● Description of the task
Output all the entries word for word. Omit the pictures.

● Records

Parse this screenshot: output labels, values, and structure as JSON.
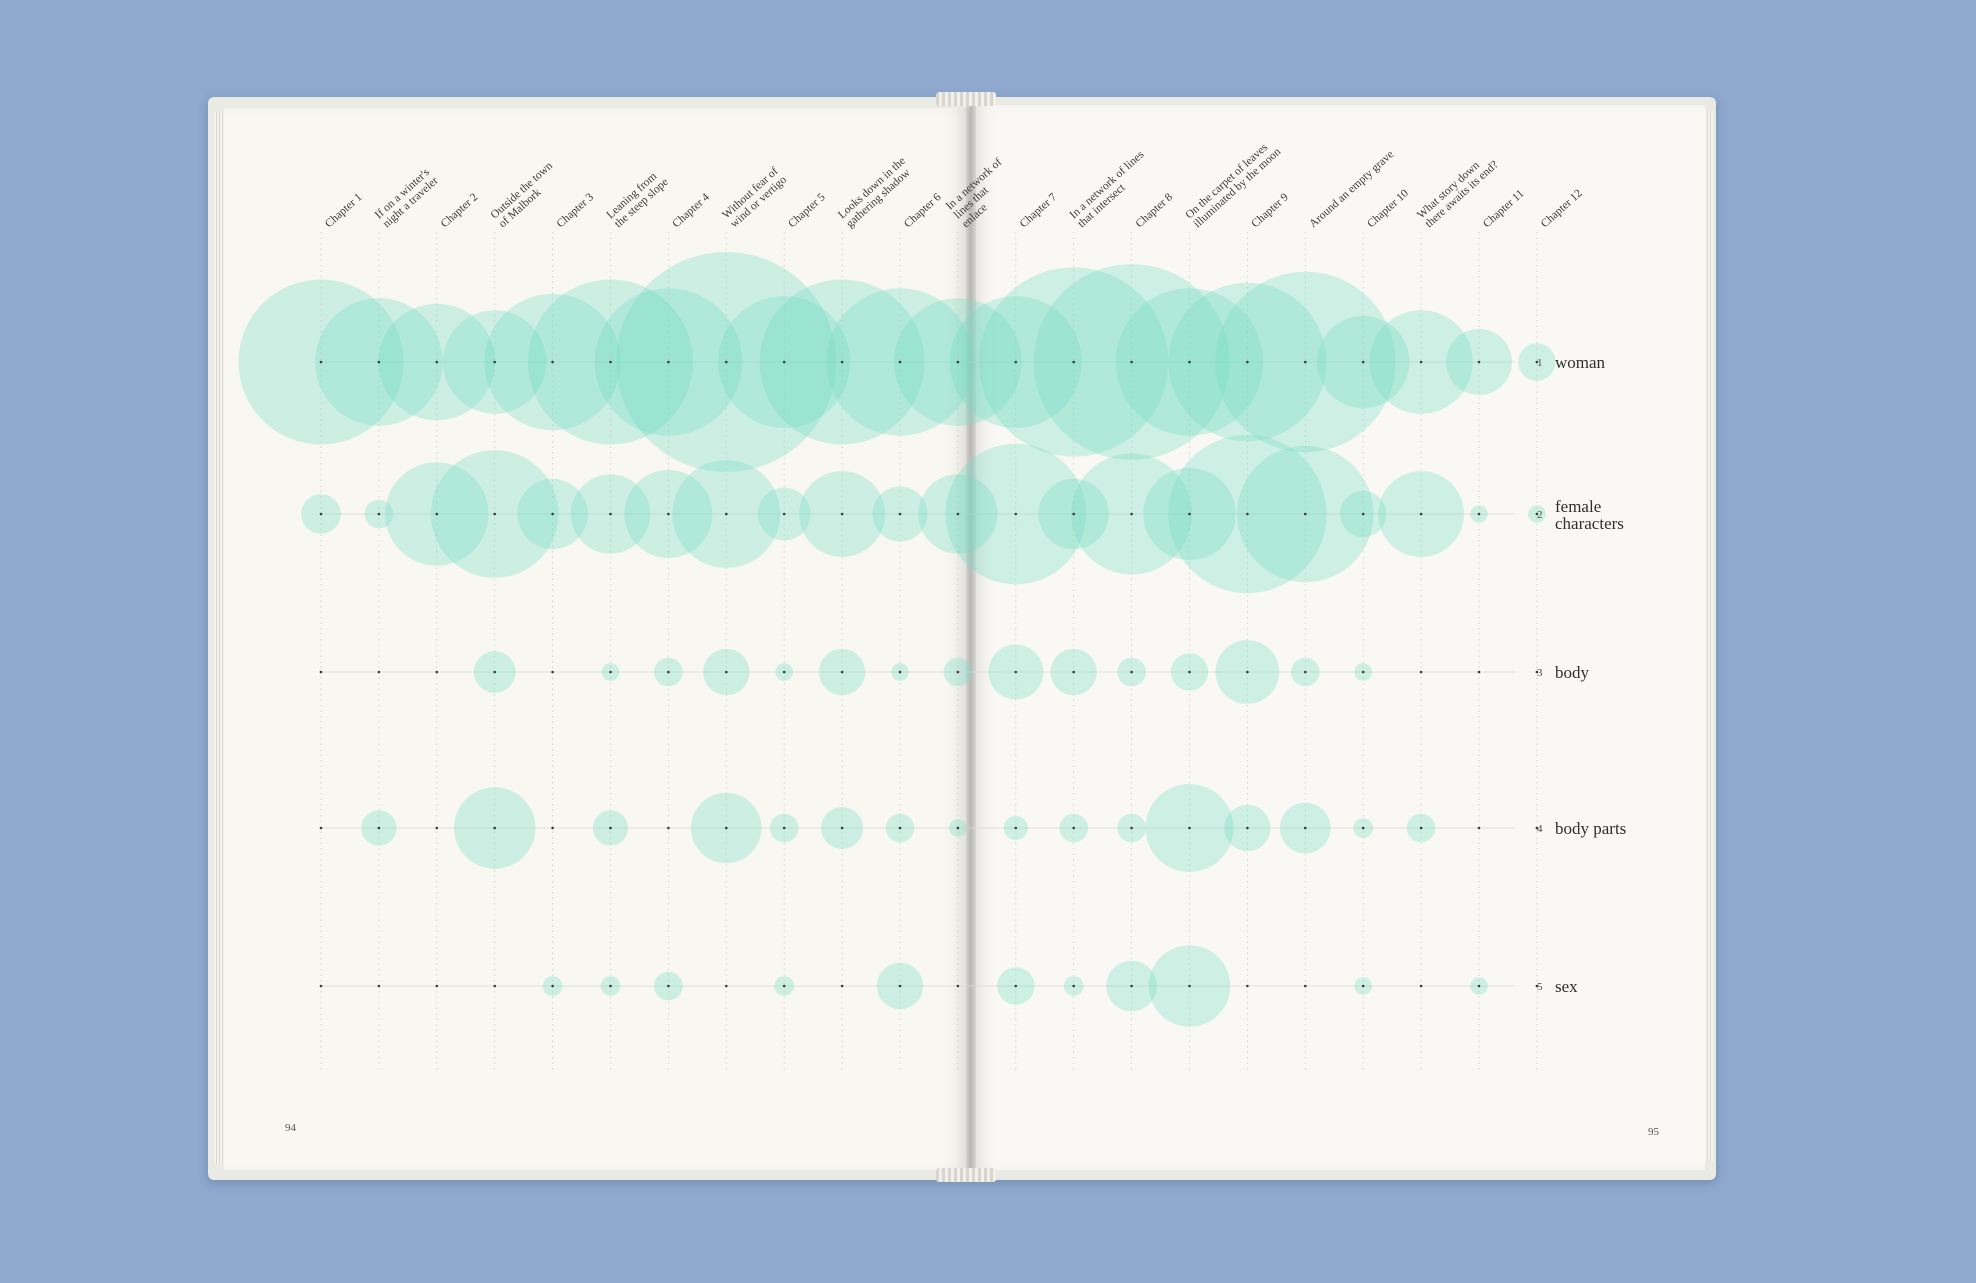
{
  "book": {
    "page_left_number": "94",
    "page_right_number": "95"
  },
  "colors": {
    "background": "#8ea9cd",
    "page": "#f8f7f2",
    "bubble": "#74dcc5",
    "text": "#3a3a36",
    "gridline": "#c9c8c1"
  },
  "chart_data": {
    "type": "bubble",
    "title": "",
    "columns": [
      {
        "label": [
          "Chapter 1"
        ]
      },
      {
        "label": [
          "If on a winter's",
          "night a traveler"
        ]
      },
      {
        "label": [
          "Chapter 2"
        ]
      },
      {
        "label": [
          "Outside the town",
          "of Malbork"
        ]
      },
      {
        "label": [
          "Chapter 3"
        ]
      },
      {
        "label": [
          "Leaning from",
          "the steep slope"
        ]
      },
      {
        "label": [
          "Chapter 4"
        ]
      },
      {
        "label": [
          "Without fear of",
          "wind or vertigo"
        ]
      },
      {
        "label": [
          "Chapter 5"
        ]
      },
      {
        "label": [
          "Looks down in the",
          "gathering shadow"
        ]
      },
      {
        "label": [
          "Chapter 6"
        ]
      },
      {
        "label": [
          "In a network of",
          "lines that",
          "enlace"
        ]
      },
      {
        "label": [
          "Chapter 7"
        ]
      },
      {
        "label": [
          "In a network of lines",
          "that intersect"
        ]
      },
      {
        "label": [
          "Chapter 8"
        ]
      },
      {
        "label": [
          "On the carpet of leaves",
          "illuminated by the moon"
        ]
      },
      {
        "label": [
          "Chapter 9"
        ]
      },
      {
        "label": [
          "Around an empty grave"
        ]
      },
      {
        "label": [
          "Chapter 10"
        ]
      },
      {
        "label": [
          "What story down",
          "there awaits its end?"
        ]
      },
      {
        "label": [
          "Chapter 11"
        ]
      },
      {
        "label": [
          "Chapter 12"
        ]
      }
    ],
    "series": [
      {
        "number": "1",
        "name": "woman",
        "values": [
          75,
          58,
          53,
          47,
          62,
          75,
          67,
          100,
          60,
          75,
          67,
          58,
          60,
          86,
          89,
          67,
          72,
          82,
          42,
          47,
          30,
          17
        ]
      },
      {
        "number": "2",
        "name": "female characters",
        "values": [
          18,
          13,
          47,
          58,
          32,
          36,
          40,
          49,
          24,
          39,
          25,
          36,
          64,
          32,
          55,
          42,
          72,
          62,
          21,
          39,
          8,
          8
        ]
      },
      {
        "number": "3",
        "name": "body",
        "values": [
          1,
          1,
          1,
          19,
          1,
          8,
          13,
          21,
          8,
          21,
          8,
          13,
          25,
          21,
          13,
          17,
          29,
          13,
          8,
          1,
          1,
          1
        ]
      },
      {
        "number": "4",
        "name": "body parts",
        "values": [
          1,
          16,
          1,
          37,
          1,
          16,
          1,
          32,
          13,
          19,
          13,
          8,
          11,
          13,
          13,
          40,
          21,
          23,
          9,
          13,
          1,
          1
        ]
      },
      {
        "number": "5",
        "name": "sex",
        "values": [
          1,
          1,
          1,
          1,
          9,
          9,
          13,
          1,
          9,
          1,
          21,
          1,
          17,
          9,
          23,
          37,
          1,
          1,
          8,
          1,
          8,
          1
        ]
      }
    ]
  }
}
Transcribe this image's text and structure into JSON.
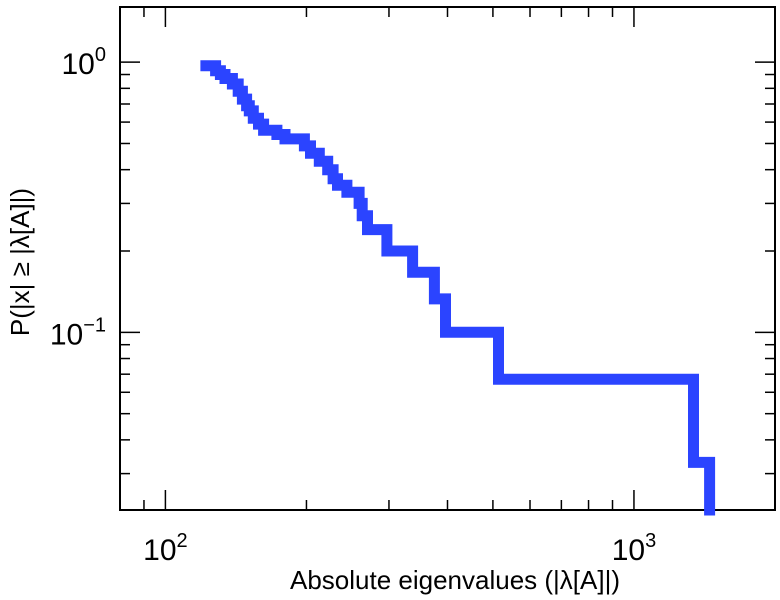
{
  "chart_data": {
    "type": "line",
    "title": "",
    "xlabel": "Absolute eigenvalues (|λ[A]|)",
    "ylabel": "P(|x| ≥ |λ[A]|)",
    "x_scale": "log",
    "y_scale": "log",
    "xlim": [
      80,
      2000
    ],
    "ylim": [
      0.022,
      1.6
    ],
    "grid": false,
    "legend": "none",
    "x_ticks": [
      {
        "value": 100,
        "base": "10",
        "exp": "2"
      },
      {
        "value": 1000,
        "base": "10",
        "exp": "3"
      }
    ],
    "y_ticks": [
      {
        "value": 1,
        "base": "10",
        "exp": "0"
      },
      {
        "value": 0.1,
        "base": "10",
        "exp": "−1"
      }
    ],
    "series": [
      {
        "color": "#2b44ff",
        "style": "step",
        "points": [
          [
            122,
            0.97
          ],
          [
            128,
            0.93
          ],
          [
            131,
            0.9
          ],
          [
            134,
            0.87
          ],
          [
            139,
            0.83
          ],
          [
            143,
            0.78
          ],
          [
            146,
            0.73
          ],
          [
            149,
            0.69
          ],
          [
            151,
            0.66
          ],
          [
            154,
            0.62
          ],
          [
            158,
            0.59
          ],
          [
            162,
            0.56
          ],
          [
            173,
            0.54
          ],
          [
            180,
            0.52
          ],
          [
            198,
            0.49
          ],
          [
            204,
            0.46
          ],
          [
            213,
            0.43
          ],
          [
            222,
            0.4
          ],
          [
            228,
            0.37
          ],
          [
            233,
            0.35
          ],
          [
            244,
            0.33
          ],
          [
            259,
            0.3
          ],
          [
            263,
            0.27
          ],
          [
            270,
            0.24
          ],
          [
            297,
            0.2
          ],
          [
            337,
            0.167
          ],
          [
            375,
            0.133
          ],
          [
            396,
            0.1
          ],
          [
            514,
            0.067
          ],
          [
            1340,
            0.033
          ],
          [
            1450,
            0.022
          ]
        ]
      }
    ]
  }
}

● Final result
Parse this screenshot: output labels, values, and structure as JSON.
{
  "book": {
    "page_left_number": "94",
    "page_right_number": "95"
  },
  "colors": {
    "background": "#8ea9cd",
    "page": "#f8f7f2",
    "bubble": "#74dcc5",
    "text": "#3a3a36",
    "gridline": "#c9c8c1"
  },
  "chart_data": {
    "type": "bubble",
    "title": "",
    "columns": [
      {
        "label": [
          "Chapter 1"
        ]
      },
      {
        "label": [
          "If on a winter's",
          "night a traveler"
        ]
      },
      {
        "label": [
          "Chapter 2"
        ]
      },
      {
        "label": [
          "Outside the town",
          "of Malbork"
        ]
      },
      {
        "label": [
          "Chapter 3"
        ]
      },
      {
        "label": [
          "Leaning from",
          "the steep slope"
        ]
      },
      {
        "label": [
          "Chapter 4"
        ]
      },
      {
        "label": [
          "Without fear of",
          "wind or vertigo"
        ]
      },
      {
        "label": [
          "Chapter 5"
        ]
      },
      {
        "label": [
          "Looks down in the",
          "gathering shadow"
        ]
      },
      {
        "label": [
          "Chapter 6"
        ]
      },
      {
        "label": [
          "In a network of",
          "lines that",
          "enlace"
        ]
      },
      {
        "label": [
          "Chapter 7"
        ]
      },
      {
        "label": [
          "In a network of lines",
          "that intersect"
        ]
      },
      {
        "label": [
          "Chapter 8"
        ]
      },
      {
        "label": [
          "On the carpet of leaves",
          "illuminated by the moon"
        ]
      },
      {
        "label": [
          "Chapter 9"
        ]
      },
      {
        "label": [
          "Around an empty grave"
        ]
      },
      {
        "label": [
          "Chapter 10"
        ]
      },
      {
        "label": [
          "What story down",
          "there awaits its end?"
        ]
      },
      {
        "label": [
          "Chapter 11"
        ]
      },
      {
        "label": [
          "Chapter 12"
        ]
      }
    ],
    "series": [
      {
        "number": "1",
        "name": "woman",
        "values": [
          75,
          58,
          53,
          47,
          62,
          75,
          67,
          100,
          60,
          75,
          67,
          58,
          60,
          86,
          89,
          67,
          72,
          82,
          42,
          47,
          30,
          17
        ]
      },
      {
        "number": "2",
        "name": "female characters",
        "values": [
          18,
          13,
          47,
          58,
          32,
          36,
          40,
          49,
          24,
          39,
          25,
          36,
          64,
          32,
          55,
          42,
          72,
          62,
          21,
          39,
          8,
          8
        ]
      },
      {
        "number": "3",
        "name": "body",
        "values": [
          1,
          1,
          1,
          19,
          1,
          8,
          13,
          21,
          8,
          21,
          8,
          13,
          25,
          21,
          13,
          17,
          29,
          13,
          8,
          1,
          1,
          1
        ]
      },
      {
        "number": "4",
        "name": "body parts",
        "values": [
          1,
          16,
          1,
          37,
          1,
          16,
          1,
          32,
          13,
          19,
          13,
          8,
          11,
          13,
          13,
          40,
          21,
          23,
          9,
          13,
          1,
          1
        ]
      },
      {
        "number": "5",
        "name": "sex",
        "values": [
          1,
          1,
          1,
          1,
          9,
          9,
          13,
          1,
          9,
          1,
          21,
          1,
          17,
          9,
          23,
          37,
          1,
          1,
          8,
          1,
          8,
          1
        ]
      }
    ]
  }
}
Transcribe this image's text and structure into JSON.
{
  "chart_data": {
    "type": "line",
    "title": "",
    "xlabel": "Absolute eigenvalues (|λ[A]|)",
    "ylabel": "P(|x| ≥ |λ[A]|)",
    "x_scale": "log",
    "y_scale": "log",
    "xlim": [
      80,
      2000
    ],
    "ylim": [
      0.022,
      1.6
    ],
    "grid": false,
    "legend": "none",
    "x_ticks": [
      {
        "value": 100,
        "base": "10",
        "exp": "2"
      },
      {
        "value": 1000,
        "base": "10",
        "exp": "3"
      }
    ],
    "y_ticks": [
      {
        "value": 1,
        "base": "10",
        "exp": "0"
      },
      {
        "value": 0.1,
        "base": "10",
        "exp": "−1"
      }
    ],
    "series": [
      {
        "color": "#2b44ff",
        "style": "step",
        "points": [
          [
            122,
            0.97
          ],
          [
            128,
            0.93
          ],
          [
            131,
            0.9
          ],
          [
            134,
            0.87
          ],
          [
            139,
            0.83
          ],
          [
            143,
            0.78
          ],
          [
            146,
            0.73
          ],
          [
            149,
            0.69
          ],
          [
            151,
            0.66
          ],
          [
            154,
            0.62
          ],
          [
            158,
            0.59
          ],
          [
            162,
            0.56
          ],
          [
            173,
            0.54
          ],
          [
            180,
            0.52
          ],
          [
            198,
            0.49
          ],
          [
            204,
            0.46
          ],
          [
            213,
            0.43
          ],
          [
            222,
            0.4
          ],
          [
            228,
            0.37
          ],
          [
            233,
            0.35
          ],
          [
            244,
            0.33
          ],
          [
            259,
            0.3
          ],
          [
            263,
            0.27
          ],
          [
            270,
            0.24
          ],
          [
            297,
            0.2
          ],
          [
            337,
            0.167
          ],
          [
            375,
            0.133
          ],
          [
            396,
            0.1
          ],
          [
            514,
            0.067
          ],
          [
            1340,
            0.033
          ],
          [
            1450,
            0.022
          ]
        ]
      }
    ]
  }
}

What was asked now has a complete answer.